- Directive
Extract all data as written.

- Records for this task

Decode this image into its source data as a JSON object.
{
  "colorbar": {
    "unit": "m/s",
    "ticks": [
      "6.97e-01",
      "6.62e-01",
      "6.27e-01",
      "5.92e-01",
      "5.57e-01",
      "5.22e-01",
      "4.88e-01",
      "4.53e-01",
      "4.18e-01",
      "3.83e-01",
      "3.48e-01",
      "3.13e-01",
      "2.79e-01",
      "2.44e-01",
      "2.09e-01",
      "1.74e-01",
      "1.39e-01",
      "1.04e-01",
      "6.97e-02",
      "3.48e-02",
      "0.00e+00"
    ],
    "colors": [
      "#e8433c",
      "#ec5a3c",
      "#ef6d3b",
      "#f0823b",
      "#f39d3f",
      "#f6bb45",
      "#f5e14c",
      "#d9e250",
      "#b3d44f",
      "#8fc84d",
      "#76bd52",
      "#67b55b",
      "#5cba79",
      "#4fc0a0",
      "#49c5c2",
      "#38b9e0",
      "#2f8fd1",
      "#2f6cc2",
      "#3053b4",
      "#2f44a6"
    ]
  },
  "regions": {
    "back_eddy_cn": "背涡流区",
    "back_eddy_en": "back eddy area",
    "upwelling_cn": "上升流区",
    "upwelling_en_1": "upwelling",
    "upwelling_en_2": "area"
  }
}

- Correct output
Decode this image into its source data as a JSON object.
{
  "colorbar": {
    "unit": "m/s",
    "ticks": [
      "6.97e-01",
      "6.62e-01",
      "6.27e-01",
      "5.92e-01",
      "5.57e-01",
      "5.22e-01",
      "4.88e-01",
      "4.53e-01",
      "4.18e-01",
      "3.83e-01",
      "3.48e-01",
      "3.13e-01",
      "2.79e-01",
      "2.44e-01",
      "2.09e-01",
      "1.74e-01",
      "1.39e-01",
      "1.04e-01",
      "6.97e-02",
      "3.48e-02",
      "0.00e+00"
    ],
    "colors": [
      "#e8433c",
      "#ec5a3c",
      "#ef6d3b",
      "#f0823b",
      "#f39d3f",
      "#f6bb45",
      "#f5e14c",
      "#d9e250",
      "#b3d44f",
      "#8fc84d",
      "#76bd52",
      "#67b55b",
      "#5cba79",
      "#4fc0a0",
      "#49c5c2",
      "#38b9e0",
      "#2f8fd1",
      "#2f6cc2",
      "#3053b4",
      "#2f44a6"
    ]
  },
  "regions": {
    "back_eddy_cn": "背涡流区",
    "back_eddy_en": "back eddy area",
    "upwelling_cn": "上升流区",
    "upwelling_en_1": "upwelling",
    "upwelling_en_2": "area"
  }
}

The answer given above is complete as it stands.